Stated goal: Copy each line below in which the word "sept" occurs.
>> START
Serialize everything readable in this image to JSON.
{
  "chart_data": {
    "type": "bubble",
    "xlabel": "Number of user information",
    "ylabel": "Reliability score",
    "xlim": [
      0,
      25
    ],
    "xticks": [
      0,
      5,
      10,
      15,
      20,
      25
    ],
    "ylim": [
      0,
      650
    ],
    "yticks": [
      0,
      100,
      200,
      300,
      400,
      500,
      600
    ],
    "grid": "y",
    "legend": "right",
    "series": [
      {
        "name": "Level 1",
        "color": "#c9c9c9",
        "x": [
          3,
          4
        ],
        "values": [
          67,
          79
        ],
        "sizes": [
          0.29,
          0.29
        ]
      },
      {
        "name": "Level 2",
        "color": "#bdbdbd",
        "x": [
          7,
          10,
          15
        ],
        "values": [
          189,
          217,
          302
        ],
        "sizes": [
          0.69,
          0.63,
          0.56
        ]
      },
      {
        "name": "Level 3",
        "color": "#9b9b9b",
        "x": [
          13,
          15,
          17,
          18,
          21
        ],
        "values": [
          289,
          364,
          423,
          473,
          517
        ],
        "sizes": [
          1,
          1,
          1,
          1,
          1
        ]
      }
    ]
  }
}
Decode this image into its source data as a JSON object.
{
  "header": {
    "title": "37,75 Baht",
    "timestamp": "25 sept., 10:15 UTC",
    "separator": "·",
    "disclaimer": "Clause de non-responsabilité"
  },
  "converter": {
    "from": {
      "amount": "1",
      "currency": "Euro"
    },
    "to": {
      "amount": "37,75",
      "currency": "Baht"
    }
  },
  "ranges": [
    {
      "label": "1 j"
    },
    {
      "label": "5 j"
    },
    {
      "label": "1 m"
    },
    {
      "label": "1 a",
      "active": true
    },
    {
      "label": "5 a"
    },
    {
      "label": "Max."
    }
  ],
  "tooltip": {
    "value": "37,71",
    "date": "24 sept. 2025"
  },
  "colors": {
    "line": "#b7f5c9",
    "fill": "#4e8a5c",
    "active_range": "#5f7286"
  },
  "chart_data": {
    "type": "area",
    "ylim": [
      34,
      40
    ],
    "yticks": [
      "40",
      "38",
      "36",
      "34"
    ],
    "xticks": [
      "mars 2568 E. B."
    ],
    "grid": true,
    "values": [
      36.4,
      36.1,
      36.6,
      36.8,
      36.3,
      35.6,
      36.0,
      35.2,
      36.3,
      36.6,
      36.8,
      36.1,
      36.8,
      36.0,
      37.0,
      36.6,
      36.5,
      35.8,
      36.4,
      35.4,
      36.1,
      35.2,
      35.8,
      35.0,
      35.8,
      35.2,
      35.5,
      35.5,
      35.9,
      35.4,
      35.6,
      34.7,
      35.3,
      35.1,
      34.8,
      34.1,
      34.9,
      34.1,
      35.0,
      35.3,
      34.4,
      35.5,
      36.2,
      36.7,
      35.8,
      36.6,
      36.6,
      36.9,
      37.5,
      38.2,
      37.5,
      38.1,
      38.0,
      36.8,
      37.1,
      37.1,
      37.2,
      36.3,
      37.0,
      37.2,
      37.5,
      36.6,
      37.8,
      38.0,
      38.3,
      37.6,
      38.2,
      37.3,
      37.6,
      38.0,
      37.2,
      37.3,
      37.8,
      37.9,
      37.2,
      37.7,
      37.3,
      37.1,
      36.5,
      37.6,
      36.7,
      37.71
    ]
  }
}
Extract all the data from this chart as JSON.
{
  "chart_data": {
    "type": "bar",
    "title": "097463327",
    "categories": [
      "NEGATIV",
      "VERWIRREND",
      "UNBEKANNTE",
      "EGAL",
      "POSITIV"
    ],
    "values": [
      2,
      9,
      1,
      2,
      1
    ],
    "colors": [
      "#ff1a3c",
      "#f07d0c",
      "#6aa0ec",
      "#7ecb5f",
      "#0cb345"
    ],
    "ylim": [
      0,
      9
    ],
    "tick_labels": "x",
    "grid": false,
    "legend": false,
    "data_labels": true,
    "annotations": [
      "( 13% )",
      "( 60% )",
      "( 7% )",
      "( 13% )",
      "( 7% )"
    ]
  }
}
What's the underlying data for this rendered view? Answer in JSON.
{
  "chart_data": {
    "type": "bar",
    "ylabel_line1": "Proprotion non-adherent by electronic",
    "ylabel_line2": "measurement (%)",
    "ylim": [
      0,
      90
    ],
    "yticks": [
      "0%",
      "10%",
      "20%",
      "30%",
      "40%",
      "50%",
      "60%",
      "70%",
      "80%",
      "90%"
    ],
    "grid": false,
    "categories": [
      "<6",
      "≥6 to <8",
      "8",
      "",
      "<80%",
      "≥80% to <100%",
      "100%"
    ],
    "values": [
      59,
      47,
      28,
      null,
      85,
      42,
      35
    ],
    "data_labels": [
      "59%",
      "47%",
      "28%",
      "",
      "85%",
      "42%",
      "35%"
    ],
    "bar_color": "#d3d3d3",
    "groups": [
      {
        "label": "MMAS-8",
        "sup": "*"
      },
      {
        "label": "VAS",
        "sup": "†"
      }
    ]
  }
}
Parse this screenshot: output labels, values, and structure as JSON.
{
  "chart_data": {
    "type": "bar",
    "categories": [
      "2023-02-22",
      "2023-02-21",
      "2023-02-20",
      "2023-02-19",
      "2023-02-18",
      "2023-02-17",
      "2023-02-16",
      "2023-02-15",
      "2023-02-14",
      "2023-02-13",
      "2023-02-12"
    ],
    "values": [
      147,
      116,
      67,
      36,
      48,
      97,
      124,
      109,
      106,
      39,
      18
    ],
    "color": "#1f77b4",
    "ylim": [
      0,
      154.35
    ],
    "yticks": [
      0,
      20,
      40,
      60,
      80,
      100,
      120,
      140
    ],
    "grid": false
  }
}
>> END
Written answer:
    "timestamp": "25 sept., 10:15 UTC",
    "date": "24 sept. 2025"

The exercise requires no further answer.